WHAT YOU NEED TO DO — Find the lines that contain the word "data" and copy each one.
━━━━━ SUPPLIED MATERIAL ━━━━━
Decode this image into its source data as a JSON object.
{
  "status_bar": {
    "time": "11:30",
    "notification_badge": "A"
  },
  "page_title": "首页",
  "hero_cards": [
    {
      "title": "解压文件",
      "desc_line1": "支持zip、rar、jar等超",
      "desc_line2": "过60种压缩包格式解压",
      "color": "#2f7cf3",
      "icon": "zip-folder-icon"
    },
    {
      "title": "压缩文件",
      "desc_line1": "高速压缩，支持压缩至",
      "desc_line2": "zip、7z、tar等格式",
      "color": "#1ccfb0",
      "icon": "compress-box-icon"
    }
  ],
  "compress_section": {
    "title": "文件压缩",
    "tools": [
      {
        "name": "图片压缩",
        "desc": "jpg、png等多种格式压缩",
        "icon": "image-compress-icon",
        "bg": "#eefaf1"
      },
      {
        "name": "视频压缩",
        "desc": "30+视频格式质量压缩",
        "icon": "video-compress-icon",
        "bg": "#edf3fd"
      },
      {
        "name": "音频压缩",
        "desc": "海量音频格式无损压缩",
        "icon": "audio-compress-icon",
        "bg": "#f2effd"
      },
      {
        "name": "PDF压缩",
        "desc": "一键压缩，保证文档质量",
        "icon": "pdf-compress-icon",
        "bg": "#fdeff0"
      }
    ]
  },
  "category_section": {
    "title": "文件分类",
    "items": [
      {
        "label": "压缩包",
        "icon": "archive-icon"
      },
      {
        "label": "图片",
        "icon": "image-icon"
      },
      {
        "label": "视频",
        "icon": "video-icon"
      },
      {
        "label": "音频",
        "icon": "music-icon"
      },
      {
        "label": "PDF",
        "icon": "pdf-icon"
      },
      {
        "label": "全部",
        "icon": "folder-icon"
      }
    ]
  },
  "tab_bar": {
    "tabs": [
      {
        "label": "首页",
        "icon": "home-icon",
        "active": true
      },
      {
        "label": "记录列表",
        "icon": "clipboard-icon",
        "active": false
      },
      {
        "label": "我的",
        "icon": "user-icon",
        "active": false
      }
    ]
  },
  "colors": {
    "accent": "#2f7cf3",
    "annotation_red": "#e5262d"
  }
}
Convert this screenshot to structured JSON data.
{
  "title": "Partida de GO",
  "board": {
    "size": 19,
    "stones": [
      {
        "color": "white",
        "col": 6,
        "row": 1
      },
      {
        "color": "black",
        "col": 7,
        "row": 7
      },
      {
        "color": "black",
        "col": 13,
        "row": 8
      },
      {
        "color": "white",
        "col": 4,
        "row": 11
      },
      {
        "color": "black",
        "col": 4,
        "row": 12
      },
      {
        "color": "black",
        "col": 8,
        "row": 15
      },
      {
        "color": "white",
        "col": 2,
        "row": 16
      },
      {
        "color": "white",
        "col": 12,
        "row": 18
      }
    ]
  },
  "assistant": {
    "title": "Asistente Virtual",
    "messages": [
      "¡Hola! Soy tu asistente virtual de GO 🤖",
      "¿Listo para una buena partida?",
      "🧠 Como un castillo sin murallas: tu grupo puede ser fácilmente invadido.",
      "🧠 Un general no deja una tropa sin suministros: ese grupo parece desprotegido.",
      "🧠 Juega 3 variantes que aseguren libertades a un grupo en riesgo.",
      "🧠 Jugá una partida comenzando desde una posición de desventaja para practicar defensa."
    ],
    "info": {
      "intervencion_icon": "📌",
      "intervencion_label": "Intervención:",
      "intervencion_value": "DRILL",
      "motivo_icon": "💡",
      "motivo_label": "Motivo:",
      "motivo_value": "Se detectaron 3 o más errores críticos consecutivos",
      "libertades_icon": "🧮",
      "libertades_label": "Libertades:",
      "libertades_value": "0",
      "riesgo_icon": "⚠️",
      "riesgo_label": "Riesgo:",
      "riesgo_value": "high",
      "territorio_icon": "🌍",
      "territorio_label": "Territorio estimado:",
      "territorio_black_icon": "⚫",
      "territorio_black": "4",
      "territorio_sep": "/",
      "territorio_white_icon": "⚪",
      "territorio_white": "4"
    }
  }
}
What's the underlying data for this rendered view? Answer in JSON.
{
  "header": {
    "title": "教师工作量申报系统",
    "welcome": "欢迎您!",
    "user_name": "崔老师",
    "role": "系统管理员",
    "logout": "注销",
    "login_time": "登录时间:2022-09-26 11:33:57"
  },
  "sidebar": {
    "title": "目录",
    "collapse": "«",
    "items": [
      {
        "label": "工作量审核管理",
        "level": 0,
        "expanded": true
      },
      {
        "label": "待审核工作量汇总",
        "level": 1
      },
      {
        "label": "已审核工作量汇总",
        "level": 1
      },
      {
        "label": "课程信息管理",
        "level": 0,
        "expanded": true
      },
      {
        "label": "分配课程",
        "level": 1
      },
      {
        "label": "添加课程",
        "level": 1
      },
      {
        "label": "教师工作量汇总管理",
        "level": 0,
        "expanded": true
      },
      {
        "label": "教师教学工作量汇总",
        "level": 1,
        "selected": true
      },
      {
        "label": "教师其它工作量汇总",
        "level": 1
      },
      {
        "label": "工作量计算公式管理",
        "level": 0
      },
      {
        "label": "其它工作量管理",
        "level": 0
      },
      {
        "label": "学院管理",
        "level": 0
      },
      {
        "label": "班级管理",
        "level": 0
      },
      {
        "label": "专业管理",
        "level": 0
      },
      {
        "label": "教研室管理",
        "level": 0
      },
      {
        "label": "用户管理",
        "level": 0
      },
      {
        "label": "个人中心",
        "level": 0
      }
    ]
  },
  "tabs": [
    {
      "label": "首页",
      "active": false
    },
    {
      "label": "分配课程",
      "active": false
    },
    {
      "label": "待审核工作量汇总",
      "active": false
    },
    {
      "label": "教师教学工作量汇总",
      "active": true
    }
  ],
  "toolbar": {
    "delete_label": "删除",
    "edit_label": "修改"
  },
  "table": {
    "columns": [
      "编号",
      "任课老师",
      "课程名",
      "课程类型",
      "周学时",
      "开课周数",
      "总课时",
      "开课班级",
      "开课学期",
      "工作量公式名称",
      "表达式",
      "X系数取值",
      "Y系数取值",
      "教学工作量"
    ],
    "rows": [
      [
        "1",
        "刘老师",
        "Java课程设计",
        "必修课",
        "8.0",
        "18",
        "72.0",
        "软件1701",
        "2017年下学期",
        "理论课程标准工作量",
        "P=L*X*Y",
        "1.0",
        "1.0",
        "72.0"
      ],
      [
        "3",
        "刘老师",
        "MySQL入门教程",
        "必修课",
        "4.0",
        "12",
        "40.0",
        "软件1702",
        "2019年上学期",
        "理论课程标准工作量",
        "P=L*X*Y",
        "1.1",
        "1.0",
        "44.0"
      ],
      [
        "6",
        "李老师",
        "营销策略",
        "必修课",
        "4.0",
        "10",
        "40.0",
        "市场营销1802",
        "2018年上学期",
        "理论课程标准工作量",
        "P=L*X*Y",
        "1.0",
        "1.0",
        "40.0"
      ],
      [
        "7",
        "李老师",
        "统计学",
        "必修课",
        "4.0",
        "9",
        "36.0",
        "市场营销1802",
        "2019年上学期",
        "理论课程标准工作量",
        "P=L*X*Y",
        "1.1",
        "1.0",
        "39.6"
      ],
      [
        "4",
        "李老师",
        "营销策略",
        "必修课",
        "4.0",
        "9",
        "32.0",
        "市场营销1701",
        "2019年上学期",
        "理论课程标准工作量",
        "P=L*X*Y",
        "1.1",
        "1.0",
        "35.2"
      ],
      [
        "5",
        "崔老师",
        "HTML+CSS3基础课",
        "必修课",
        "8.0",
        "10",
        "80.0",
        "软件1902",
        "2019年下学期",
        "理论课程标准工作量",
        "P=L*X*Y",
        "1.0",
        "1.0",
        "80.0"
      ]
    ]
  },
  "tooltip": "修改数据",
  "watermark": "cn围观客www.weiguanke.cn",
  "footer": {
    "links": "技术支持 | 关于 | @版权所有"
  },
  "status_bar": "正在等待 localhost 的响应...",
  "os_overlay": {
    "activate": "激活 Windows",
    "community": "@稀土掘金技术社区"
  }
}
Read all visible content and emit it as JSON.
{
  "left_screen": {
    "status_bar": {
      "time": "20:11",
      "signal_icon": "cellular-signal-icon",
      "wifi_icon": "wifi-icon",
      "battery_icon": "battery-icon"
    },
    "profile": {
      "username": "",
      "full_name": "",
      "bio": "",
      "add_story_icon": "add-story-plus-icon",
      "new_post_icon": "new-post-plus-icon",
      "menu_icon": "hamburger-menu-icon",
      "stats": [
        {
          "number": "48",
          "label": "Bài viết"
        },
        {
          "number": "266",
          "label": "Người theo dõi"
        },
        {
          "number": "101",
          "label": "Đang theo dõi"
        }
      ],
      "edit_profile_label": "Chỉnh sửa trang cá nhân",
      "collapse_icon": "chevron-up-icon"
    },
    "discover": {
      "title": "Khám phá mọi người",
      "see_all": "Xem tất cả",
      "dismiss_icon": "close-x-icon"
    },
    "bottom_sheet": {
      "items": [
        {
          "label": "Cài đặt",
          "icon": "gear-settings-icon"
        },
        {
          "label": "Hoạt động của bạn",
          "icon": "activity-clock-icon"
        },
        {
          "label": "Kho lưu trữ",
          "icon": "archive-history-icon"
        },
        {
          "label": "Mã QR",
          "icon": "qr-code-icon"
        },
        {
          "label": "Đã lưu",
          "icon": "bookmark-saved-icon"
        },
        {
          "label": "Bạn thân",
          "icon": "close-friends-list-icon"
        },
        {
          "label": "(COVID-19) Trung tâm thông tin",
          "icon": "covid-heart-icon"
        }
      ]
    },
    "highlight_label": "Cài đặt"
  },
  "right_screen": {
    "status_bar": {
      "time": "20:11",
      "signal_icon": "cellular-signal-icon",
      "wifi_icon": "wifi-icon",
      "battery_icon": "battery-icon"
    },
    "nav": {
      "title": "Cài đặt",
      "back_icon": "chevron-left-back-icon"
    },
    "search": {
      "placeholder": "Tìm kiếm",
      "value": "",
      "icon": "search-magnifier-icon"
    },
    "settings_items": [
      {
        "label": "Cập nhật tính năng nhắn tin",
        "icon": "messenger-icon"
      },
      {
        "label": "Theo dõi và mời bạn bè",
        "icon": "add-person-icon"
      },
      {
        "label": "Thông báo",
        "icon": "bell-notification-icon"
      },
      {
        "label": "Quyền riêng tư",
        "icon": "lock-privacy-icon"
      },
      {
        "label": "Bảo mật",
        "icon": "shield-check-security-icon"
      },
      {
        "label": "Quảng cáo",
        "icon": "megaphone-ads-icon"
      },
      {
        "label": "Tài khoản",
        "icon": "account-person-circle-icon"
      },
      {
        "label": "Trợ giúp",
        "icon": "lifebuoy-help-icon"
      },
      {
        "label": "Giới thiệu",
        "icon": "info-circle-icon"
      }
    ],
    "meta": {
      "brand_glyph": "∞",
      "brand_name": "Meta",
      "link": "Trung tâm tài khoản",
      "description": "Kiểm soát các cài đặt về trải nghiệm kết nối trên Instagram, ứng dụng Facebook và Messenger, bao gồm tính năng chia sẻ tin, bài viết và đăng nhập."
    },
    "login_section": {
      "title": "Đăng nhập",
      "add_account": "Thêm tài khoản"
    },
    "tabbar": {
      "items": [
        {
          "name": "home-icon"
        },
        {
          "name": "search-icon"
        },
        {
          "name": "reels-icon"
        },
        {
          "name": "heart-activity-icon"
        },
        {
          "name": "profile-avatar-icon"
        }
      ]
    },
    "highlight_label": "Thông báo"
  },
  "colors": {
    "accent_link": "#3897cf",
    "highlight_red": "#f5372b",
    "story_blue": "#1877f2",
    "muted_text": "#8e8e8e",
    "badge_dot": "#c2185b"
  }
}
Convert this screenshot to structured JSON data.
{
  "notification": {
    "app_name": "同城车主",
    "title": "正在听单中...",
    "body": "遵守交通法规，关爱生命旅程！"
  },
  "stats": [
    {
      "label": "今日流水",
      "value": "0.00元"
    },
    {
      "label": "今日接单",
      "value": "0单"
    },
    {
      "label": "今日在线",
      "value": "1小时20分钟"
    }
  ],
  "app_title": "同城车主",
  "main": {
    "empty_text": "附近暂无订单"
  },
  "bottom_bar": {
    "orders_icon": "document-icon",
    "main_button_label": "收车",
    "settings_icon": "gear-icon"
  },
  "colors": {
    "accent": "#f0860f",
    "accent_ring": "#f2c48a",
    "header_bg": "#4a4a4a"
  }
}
━━━━━
RESULT OF THE EXERCISE —
Decode this image into its source data as a JSON object.
Convert this screenshot to structured JSON data.
What's the underlying data for this rendered view? Answer in JSON.
Convert this screenshot to structured JSON data.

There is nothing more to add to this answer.